Data excerpts
BEGIN
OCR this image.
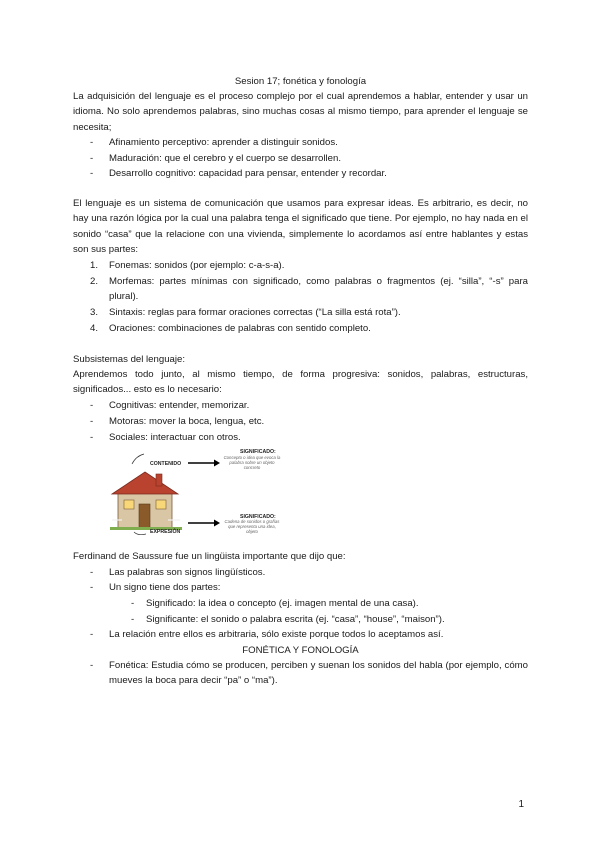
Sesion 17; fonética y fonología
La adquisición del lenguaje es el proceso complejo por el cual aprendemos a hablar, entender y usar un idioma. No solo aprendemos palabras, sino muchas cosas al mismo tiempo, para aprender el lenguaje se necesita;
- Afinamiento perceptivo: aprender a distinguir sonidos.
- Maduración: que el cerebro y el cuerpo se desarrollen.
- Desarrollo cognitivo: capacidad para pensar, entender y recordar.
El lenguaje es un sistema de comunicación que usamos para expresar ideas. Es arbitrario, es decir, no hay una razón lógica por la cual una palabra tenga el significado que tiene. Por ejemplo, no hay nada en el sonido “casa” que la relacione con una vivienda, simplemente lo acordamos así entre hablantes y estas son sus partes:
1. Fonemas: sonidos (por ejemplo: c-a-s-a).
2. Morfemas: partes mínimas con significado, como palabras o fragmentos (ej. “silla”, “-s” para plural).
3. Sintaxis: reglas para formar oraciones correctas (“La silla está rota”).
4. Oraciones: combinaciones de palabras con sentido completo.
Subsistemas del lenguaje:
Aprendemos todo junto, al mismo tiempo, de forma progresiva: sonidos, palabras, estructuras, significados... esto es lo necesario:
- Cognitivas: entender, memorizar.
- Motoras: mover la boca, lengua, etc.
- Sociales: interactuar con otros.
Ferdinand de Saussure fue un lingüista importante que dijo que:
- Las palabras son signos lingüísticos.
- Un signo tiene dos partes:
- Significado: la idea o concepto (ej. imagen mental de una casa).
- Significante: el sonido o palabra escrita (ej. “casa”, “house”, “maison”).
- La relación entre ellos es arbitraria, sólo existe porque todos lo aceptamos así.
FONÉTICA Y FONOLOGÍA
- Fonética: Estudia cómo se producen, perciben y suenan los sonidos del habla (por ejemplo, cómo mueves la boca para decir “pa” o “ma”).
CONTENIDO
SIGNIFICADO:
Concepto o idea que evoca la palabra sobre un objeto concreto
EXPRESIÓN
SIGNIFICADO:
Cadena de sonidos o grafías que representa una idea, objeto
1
END
Written task
Where a line in the material contains "decir", copy that line.

Exercise result
El lenguaje es un sistema de comunicación que usamos para expresar ideas. Es arbitrario, es decir, no hay una razón lógica por la cual una palabra tenga el significado que tiene. Por ejemplo, no hay nada en el sonido “casa” que la relacione con una vivienda, simplemente lo acordamos así entre hablantes y estas son sus partes:
- Fonética: Estudia cómo se producen, perciben y suenan los sonidos del habla (por ejemplo, cómo mueves la boca para decir “pa” o “ma”).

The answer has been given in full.